| WRITTEN REQUEST |
Provide an exact transcription of all the records.

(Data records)
╔══

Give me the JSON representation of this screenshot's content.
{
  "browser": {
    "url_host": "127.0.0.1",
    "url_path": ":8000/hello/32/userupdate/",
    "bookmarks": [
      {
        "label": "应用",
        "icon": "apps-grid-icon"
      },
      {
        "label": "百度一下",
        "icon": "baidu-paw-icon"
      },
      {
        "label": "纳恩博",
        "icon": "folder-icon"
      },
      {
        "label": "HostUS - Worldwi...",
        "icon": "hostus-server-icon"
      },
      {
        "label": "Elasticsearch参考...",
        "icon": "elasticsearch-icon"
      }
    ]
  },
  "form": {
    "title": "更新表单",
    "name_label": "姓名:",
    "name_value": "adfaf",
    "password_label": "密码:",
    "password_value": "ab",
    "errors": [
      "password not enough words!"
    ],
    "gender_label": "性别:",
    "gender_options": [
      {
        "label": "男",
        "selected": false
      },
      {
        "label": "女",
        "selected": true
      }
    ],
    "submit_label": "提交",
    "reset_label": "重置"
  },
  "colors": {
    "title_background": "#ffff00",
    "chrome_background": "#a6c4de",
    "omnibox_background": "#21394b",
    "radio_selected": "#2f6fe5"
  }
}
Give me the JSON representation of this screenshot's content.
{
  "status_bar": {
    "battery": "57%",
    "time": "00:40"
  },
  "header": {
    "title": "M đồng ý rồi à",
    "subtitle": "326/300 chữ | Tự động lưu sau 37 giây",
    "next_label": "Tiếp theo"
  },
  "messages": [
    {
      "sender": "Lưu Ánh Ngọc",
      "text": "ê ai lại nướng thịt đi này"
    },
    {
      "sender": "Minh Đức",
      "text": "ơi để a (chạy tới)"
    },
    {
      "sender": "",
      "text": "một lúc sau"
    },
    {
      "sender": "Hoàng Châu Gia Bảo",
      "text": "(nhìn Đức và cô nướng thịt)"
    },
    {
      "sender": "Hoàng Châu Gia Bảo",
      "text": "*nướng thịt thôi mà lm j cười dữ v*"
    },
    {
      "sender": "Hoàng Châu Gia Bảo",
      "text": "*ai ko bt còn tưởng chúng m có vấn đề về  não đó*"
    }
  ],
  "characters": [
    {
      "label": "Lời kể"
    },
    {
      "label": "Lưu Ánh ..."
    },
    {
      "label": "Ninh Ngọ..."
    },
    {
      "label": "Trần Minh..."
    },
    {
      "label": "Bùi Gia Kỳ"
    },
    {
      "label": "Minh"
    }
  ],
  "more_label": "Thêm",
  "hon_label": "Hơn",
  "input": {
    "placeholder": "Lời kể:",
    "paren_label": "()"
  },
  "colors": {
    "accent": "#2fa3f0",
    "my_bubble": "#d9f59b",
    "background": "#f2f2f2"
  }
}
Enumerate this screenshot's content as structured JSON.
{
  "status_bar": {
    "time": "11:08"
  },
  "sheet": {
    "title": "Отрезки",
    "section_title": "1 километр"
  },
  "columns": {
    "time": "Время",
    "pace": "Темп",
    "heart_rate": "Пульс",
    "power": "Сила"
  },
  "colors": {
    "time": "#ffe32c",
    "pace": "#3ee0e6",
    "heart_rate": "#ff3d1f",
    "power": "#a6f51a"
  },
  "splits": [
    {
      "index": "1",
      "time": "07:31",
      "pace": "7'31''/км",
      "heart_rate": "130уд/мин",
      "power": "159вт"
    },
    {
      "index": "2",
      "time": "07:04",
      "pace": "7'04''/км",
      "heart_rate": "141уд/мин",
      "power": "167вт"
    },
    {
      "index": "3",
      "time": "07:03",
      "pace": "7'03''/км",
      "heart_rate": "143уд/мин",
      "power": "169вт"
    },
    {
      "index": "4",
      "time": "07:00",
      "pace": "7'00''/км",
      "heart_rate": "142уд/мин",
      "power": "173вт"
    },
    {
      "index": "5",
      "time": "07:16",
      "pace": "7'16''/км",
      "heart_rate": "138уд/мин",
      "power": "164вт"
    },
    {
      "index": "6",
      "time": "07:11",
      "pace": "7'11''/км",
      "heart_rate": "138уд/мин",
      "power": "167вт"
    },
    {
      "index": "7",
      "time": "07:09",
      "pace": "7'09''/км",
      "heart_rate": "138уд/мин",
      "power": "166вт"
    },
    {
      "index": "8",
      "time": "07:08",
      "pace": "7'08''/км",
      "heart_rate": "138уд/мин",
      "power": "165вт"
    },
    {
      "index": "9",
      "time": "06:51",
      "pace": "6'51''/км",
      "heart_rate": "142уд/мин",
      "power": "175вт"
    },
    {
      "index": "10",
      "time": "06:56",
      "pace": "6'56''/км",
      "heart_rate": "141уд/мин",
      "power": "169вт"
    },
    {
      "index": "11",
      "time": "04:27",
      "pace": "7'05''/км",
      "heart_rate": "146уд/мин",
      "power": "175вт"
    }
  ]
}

╚══

| THE RESPONSE |
Give me the JSON representation of this screenshot's content.
{
  "browser": {
    "url_host": "127.0.0.1",
    "url_path": ":8000/hello/32/userupdate/",
    "bookmarks": [
      {
        "label": "应用",
        "icon": "apps-grid-icon"
      },
      {
        "label": "百度一下",
        "icon": "baidu-paw-icon"
      },
      {
        "label": "纳恩博",
        "icon": "folder-icon"
      },
      {
        "label": "HostUS - Worldwi...",
        "icon": "hostus-server-icon"
      },
      {
        "label": "Elasticsearch参考...",
        "icon": "elasticsearch-icon"
      }
    ]
  },
  "form": {
    "title": "更新表单",
    "name_label": "姓名:",
    "name_value": "adfaf",
    "password_label": "密码:",
    "password_value": "ab",
    "errors": [
      "password not enough words!"
    ],
    "gender_label": "性别:",
    "gender_options": [
      {
        "label": "男",
        "selected": false
      },
      {
        "label": "女",
        "selected": true
      }
    ],
    "submit_label": "提交",
    "reset_label": "重置"
  },
  "colors": {
    "title_background": "#ffff00",
    "chrome_background": "#a6c4de",
    "omnibox_background": "#21394b",
    "radio_selected": "#2f6fe5"
  }
}
Give me the JSON representation of this screenshot's content.
{
  "status_bar": {
    "battery": "57%",
    "time": "00:40"
  },
  "header": {
    "title": "M đồng ý rồi à",
    "subtitle": "326/300 chữ | Tự động lưu sau 37 giây",
    "next_label": "Tiếp theo"
  },
  "messages": [
    {
      "sender": "Lưu Ánh Ngọc",
      "text": "ê ai lại nướng thịt đi này"
    },
    {
      "sender": "Minh Đức",
      "text": "ơi để a (chạy tới)"
    },
    {
      "sender": "",
      "text": "một lúc sau"
    },
    {
      "sender": "Hoàng Châu Gia Bảo",
      "text": "(nhìn Đức và cô nướng thịt)"
    },
    {
      "sender": "Hoàng Châu Gia Bảo",
      "text": "*nướng thịt thôi mà lm j cười dữ v*"
    },
    {
      "sender": "Hoàng Châu Gia Bảo",
      "text": "*ai ko bt còn tưởng chúng m có vấn đề về  não đó*"
    }
  ],
  "characters": [
    {
      "label": "Lời kể"
    },
    {
      "label": "Lưu Ánh ..."
    },
    {
      "label": "Ninh Ngọ..."
    },
    {
      "label": "Trần Minh..."
    },
    {
      "label": "Bùi Gia Kỳ"
    },
    {
      "label": "Minh"
    }
  ],
  "more_label": "Thêm",
  "hon_label": "Hơn",
  "input": {
    "placeholder": "Lời kể:",
    "paren_label": "()"
  },
  "colors": {
    "accent": "#2fa3f0",
    "my_bubble": "#d9f59b",
    "background": "#f2f2f2"
  }
}
Enumerate this screenshot's content as structured JSON.
{
  "status_bar": {
    "time": "11:08"
  },
  "sheet": {
    "title": "Отрезки",
    "section_title": "1 километр"
  },
  "columns": {
    "time": "Время",
    "pace": "Темп",
    "heart_rate": "Пульс",
    "power": "Сила"
  },
  "colors": {
    "time": "#ffe32c",
    "pace": "#3ee0e6",
    "heart_rate": "#ff3d1f",
    "power": "#a6f51a"
  },
  "splits": [
    {
      "index": "1",
      "time": "07:31",
      "pace": "7'31''/км",
      "heart_rate": "130уд/мин",
      "power": "159вт"
    },
    {
      "index": "2",
      "time": "07:04",
      "pace": "7'04''/км",
      "heart_rate": "141уд/мин",
      "power": "167вт"
    },
    {
      "index": "3",
      "time": "07:03",
      "pace": "7'03''/км",
      "heart_rate": "143уд/мин",
      "power": "169вт"
    },
    {
      "index": "4",
      "time": "07:00",
      "pace": "7'00''/км",
      "heart_rate": "142уд/мин",
      "power": "173вт"
    },
    {
      "index": "5",
      "time": "07:16",
      "pace": "7'16''/км",
      "heart_rate": "138уд/мин",
      "power": "164вт"
    },
    {
      "index": "6",
      "time": "07:11",
      "pace": "7'11''/км",
      "heart_rate": "138уд/мин",
      "power": "167вт"
    },
    {
      "index": "7",
      "time": "07:09",
      "pace": "7'09''/км",
      "heart_rate": "138уд/мин",
      "power": "166вт"
    },
    {
      "index": "8",
      "time": "07:08",
      "pace": "7'08''/км",
      "heart_rate": "138уд/мин",
      "power": "165вт"
    },
    {
      "index": "9",
      "time": "06:51",
      "pace": "6'51''/км",
      "heart_rate": "142уд/мин",
      "power": "175вт"
    },
    {
      "index": "10",
      "time": "06:56",
      "pace": "6'56''/км",
      "heart_rate": "141уд/мин",
      "power": "169вт"
    },
    {
      "index": "11",
      "time": "04:27",
      "pace": "7'05''/км",
      "heart_rate": "146уд/мин",
      "power": "175вт"
    }
  ]
}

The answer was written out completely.